━━ RECORDS TO PROCESS ━━

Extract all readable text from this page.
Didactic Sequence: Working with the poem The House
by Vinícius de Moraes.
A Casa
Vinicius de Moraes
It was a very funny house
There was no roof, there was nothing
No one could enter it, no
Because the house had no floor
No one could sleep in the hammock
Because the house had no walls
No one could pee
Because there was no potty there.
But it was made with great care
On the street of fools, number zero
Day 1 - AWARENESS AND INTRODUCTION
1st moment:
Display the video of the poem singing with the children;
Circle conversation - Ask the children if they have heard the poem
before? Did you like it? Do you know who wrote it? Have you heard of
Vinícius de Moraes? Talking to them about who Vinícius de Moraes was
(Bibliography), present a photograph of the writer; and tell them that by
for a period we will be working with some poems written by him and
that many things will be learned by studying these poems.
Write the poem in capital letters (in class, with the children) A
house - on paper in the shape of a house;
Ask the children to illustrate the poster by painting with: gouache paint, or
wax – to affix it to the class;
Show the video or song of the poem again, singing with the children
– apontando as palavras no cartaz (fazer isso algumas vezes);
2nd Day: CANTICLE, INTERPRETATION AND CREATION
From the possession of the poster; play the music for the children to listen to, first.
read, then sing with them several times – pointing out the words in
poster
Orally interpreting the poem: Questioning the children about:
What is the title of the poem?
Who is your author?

━━━
━━ RECORDS TO PROCESS ━━

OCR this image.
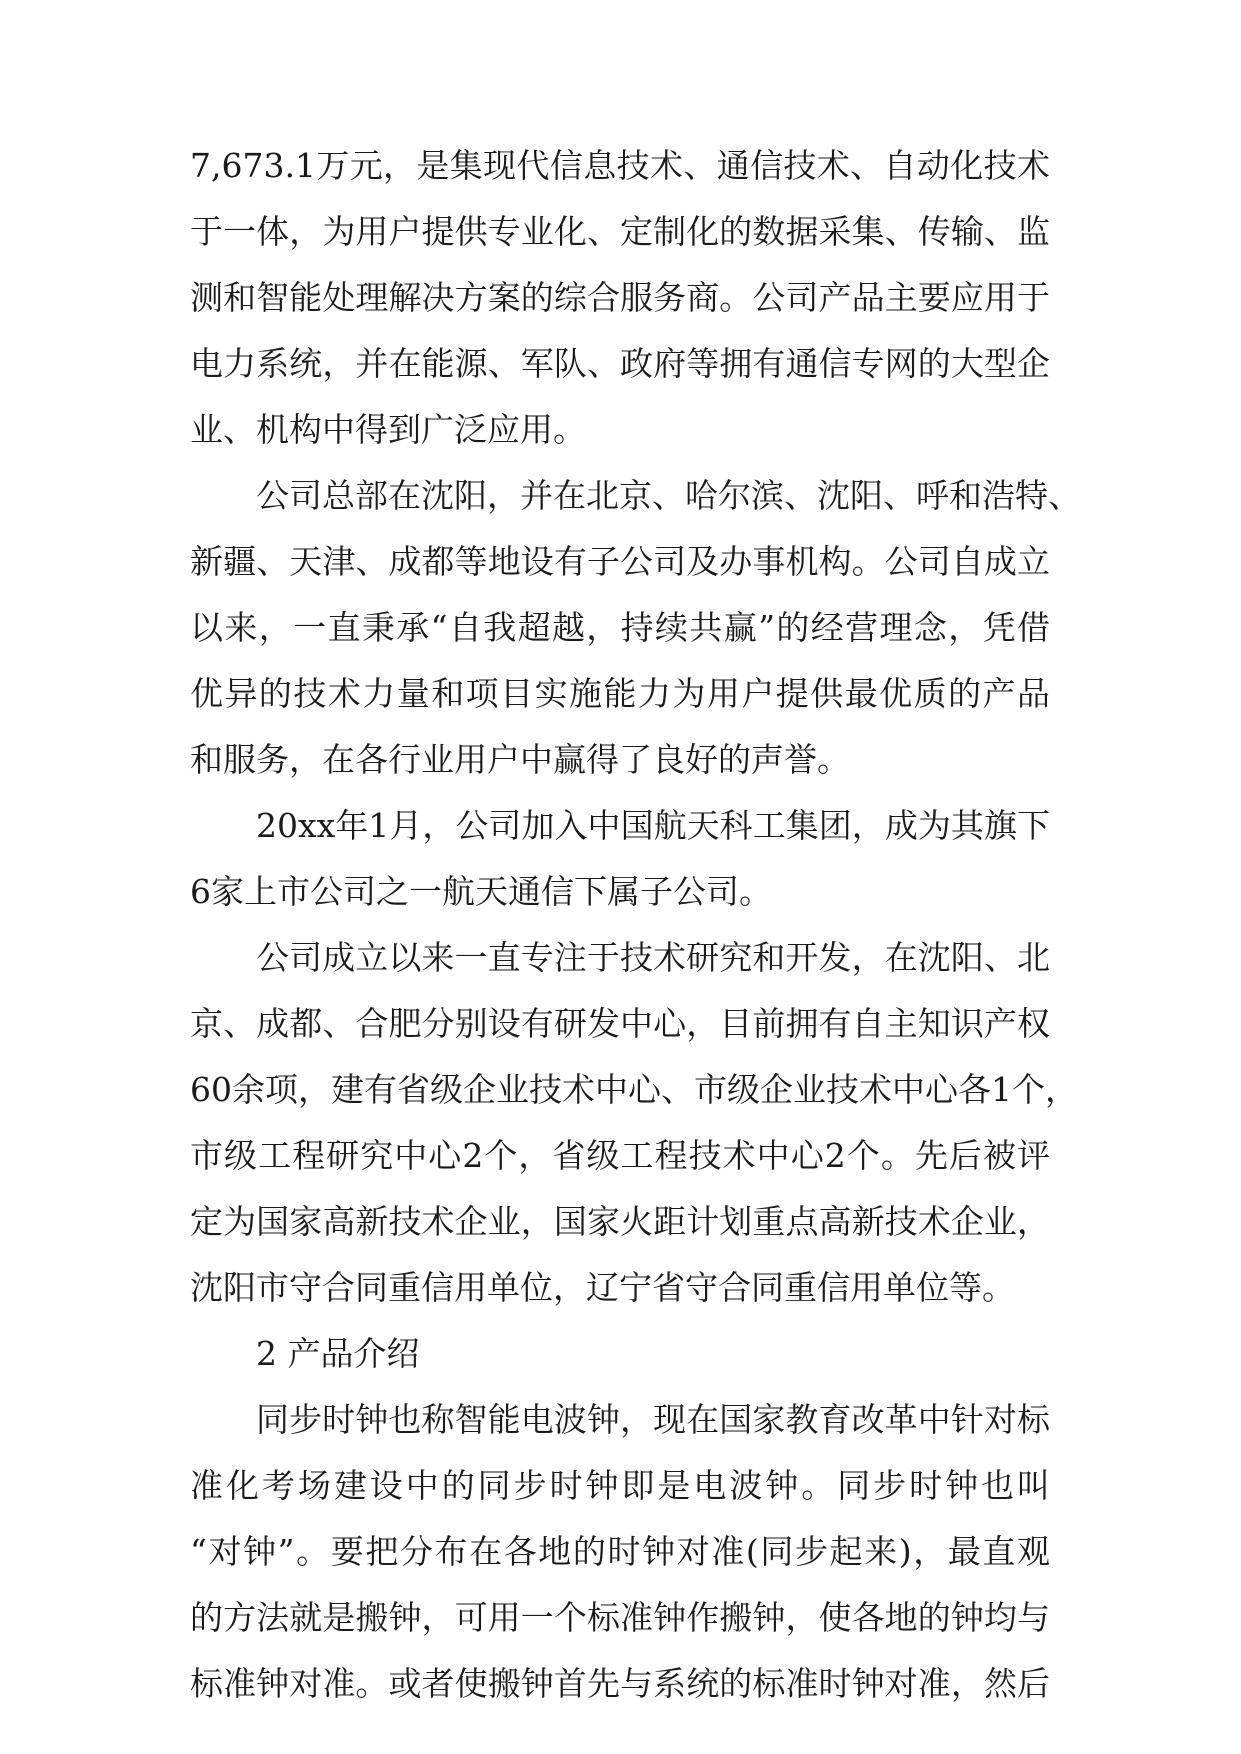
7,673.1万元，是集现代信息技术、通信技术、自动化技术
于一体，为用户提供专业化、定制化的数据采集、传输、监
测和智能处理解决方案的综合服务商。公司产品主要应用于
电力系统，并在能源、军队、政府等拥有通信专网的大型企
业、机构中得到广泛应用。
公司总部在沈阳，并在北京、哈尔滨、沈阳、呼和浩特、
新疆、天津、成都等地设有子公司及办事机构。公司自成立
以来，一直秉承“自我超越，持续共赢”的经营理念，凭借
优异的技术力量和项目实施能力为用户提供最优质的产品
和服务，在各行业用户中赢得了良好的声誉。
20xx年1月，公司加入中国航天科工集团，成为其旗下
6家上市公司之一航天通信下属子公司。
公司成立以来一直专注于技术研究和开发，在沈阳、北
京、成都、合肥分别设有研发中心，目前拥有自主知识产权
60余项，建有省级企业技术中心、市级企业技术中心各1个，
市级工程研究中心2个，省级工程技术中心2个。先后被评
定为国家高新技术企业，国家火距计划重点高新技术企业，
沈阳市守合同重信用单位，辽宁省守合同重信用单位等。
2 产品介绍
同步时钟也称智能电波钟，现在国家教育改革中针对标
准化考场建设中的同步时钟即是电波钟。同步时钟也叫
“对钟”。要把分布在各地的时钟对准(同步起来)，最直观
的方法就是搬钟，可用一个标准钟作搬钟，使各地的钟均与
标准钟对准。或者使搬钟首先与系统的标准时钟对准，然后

━━━

**EXERCISE DETAILS**
Pull every line containing "this" from the data.

**CORRECT RESPONSE**
Extract all readable text from this page.
OCR this image.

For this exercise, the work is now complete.